:: Exercise ::
Find every line in the records below that holds the word "yerr" and copy it.

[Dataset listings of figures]
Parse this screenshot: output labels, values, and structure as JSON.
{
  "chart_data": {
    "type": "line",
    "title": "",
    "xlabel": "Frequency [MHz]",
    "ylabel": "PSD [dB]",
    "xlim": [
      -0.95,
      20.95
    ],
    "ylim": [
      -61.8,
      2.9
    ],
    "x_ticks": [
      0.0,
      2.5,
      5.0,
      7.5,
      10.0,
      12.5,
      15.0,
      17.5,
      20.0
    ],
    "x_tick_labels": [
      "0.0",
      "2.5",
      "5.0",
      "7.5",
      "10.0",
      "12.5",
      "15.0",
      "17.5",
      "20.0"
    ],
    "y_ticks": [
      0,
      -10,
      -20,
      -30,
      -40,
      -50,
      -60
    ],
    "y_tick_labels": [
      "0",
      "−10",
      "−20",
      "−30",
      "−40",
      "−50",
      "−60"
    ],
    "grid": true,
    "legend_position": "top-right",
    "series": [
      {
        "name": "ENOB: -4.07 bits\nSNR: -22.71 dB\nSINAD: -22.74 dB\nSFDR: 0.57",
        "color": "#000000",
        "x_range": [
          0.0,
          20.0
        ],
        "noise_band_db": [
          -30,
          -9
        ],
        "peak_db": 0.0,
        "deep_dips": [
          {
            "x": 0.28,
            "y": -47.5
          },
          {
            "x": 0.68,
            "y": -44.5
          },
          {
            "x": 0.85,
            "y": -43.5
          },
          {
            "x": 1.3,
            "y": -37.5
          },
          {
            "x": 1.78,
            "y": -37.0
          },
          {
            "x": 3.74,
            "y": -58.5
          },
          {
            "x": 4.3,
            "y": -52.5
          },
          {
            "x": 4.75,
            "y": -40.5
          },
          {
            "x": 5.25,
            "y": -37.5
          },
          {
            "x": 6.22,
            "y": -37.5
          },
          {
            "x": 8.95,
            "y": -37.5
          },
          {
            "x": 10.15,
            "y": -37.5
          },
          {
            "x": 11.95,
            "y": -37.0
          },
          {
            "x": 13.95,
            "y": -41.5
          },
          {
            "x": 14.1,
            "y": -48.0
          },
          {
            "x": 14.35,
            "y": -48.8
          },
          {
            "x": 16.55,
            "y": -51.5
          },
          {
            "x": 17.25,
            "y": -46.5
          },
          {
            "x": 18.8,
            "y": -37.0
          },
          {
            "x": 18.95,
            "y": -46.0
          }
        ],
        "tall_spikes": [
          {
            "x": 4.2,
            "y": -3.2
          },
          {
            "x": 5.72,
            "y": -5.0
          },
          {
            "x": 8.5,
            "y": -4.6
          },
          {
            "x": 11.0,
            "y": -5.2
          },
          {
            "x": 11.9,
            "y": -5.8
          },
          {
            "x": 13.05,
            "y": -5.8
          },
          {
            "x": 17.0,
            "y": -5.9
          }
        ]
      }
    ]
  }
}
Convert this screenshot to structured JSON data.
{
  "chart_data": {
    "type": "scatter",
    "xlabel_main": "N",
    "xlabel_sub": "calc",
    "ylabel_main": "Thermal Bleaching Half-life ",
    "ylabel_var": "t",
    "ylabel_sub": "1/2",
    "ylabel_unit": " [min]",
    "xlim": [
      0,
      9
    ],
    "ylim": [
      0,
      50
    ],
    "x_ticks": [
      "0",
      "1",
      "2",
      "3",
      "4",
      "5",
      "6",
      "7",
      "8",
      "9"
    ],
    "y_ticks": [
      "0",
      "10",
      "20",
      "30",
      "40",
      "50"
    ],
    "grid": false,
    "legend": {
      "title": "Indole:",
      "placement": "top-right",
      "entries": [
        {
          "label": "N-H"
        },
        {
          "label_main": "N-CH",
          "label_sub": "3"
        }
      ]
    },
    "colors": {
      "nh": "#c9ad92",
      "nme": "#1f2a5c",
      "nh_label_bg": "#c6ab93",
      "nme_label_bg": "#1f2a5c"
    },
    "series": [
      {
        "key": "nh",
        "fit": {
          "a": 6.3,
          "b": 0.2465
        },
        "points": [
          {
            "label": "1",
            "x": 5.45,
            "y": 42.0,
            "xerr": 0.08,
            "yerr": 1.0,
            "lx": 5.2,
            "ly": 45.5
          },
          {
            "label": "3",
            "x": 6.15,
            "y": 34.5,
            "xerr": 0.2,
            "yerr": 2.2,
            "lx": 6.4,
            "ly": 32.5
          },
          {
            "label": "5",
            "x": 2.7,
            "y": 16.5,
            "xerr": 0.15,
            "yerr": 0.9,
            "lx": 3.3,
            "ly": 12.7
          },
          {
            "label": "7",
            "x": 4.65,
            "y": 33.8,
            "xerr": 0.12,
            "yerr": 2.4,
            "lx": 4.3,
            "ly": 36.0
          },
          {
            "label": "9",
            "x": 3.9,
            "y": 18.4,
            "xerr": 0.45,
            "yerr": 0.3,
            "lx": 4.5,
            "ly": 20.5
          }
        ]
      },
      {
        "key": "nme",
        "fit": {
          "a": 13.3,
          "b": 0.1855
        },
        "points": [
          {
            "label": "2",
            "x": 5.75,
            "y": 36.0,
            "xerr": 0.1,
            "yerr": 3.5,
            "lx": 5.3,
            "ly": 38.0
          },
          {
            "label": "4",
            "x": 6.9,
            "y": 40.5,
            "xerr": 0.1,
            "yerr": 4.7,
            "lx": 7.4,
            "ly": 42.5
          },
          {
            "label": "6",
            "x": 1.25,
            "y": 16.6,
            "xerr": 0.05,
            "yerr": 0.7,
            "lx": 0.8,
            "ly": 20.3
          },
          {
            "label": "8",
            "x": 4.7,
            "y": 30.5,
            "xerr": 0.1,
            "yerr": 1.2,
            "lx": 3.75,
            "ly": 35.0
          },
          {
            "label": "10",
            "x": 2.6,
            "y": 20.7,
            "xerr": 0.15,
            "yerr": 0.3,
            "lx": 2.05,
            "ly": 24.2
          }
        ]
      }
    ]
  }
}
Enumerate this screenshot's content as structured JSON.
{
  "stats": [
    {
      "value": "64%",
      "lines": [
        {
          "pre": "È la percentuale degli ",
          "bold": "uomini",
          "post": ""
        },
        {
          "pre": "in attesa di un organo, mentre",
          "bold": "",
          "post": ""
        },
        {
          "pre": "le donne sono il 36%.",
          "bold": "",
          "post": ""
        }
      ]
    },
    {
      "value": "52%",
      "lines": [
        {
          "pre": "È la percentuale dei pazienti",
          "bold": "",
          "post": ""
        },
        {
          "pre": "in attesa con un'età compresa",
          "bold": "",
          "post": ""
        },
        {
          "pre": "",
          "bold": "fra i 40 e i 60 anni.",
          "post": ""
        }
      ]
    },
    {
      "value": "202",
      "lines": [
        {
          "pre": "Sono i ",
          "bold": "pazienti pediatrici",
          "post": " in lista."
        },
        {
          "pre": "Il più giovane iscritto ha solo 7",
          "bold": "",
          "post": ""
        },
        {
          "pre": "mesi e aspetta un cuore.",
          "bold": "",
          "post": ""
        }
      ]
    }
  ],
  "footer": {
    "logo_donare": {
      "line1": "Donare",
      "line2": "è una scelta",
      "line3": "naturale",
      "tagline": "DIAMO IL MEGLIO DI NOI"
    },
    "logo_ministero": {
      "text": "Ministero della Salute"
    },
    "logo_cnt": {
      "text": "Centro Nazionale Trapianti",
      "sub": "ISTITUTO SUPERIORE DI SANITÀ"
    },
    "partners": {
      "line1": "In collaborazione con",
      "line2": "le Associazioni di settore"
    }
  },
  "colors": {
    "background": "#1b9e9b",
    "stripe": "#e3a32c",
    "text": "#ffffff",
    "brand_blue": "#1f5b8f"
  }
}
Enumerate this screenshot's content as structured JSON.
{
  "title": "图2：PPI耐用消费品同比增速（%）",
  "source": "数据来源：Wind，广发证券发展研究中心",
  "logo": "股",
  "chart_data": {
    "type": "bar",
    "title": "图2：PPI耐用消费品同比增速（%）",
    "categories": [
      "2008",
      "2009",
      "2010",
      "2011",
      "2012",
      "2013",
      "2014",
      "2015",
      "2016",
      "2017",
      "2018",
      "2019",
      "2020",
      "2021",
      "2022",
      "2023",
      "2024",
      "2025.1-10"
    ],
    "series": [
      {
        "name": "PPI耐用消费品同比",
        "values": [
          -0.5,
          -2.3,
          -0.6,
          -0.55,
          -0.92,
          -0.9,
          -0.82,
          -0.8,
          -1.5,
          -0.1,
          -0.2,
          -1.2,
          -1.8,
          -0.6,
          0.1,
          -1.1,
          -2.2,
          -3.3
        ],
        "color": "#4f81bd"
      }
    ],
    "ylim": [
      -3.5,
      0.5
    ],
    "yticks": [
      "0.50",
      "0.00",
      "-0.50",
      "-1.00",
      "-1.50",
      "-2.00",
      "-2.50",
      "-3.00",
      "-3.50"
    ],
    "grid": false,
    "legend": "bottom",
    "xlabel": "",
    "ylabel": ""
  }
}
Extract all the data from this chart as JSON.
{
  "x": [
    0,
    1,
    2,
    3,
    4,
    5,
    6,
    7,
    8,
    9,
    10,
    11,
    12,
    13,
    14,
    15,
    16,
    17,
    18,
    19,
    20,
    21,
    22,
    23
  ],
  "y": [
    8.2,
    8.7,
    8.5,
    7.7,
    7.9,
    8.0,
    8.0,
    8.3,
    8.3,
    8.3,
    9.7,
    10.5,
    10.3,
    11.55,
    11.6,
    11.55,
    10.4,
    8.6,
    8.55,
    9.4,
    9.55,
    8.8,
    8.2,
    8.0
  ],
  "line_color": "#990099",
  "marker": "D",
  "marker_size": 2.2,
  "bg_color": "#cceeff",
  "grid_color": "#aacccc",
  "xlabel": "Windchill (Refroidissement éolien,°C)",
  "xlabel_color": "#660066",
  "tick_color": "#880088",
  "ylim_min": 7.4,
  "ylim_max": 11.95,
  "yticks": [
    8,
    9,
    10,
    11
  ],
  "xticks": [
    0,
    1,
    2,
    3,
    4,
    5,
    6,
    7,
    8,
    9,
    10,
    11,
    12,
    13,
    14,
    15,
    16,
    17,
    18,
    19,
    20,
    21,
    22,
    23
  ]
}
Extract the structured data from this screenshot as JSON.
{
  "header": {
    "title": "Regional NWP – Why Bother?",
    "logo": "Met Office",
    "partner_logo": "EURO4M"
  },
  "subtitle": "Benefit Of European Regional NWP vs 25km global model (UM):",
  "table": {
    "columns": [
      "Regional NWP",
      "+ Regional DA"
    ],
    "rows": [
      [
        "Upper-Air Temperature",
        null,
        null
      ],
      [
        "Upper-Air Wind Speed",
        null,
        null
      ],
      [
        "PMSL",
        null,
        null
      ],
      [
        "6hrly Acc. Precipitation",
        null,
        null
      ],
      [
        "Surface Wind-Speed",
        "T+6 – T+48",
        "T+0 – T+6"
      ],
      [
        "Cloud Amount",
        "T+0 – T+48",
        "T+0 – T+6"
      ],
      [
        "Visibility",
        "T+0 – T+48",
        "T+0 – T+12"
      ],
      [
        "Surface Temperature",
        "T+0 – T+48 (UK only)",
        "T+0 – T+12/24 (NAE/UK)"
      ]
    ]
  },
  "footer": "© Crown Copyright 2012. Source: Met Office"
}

:: The completed task ::
            "yerr": 1.0,
            "yerr": 2.2,
            "yerr": 0.9,
            "yerr": 2.4,
            "yerr": 0.3,
            "yerr": 3.5,
            "yerr": 4.7,
            "yerr": 0.7,
            "yerr": 1.2,
            "yerr": 0.3,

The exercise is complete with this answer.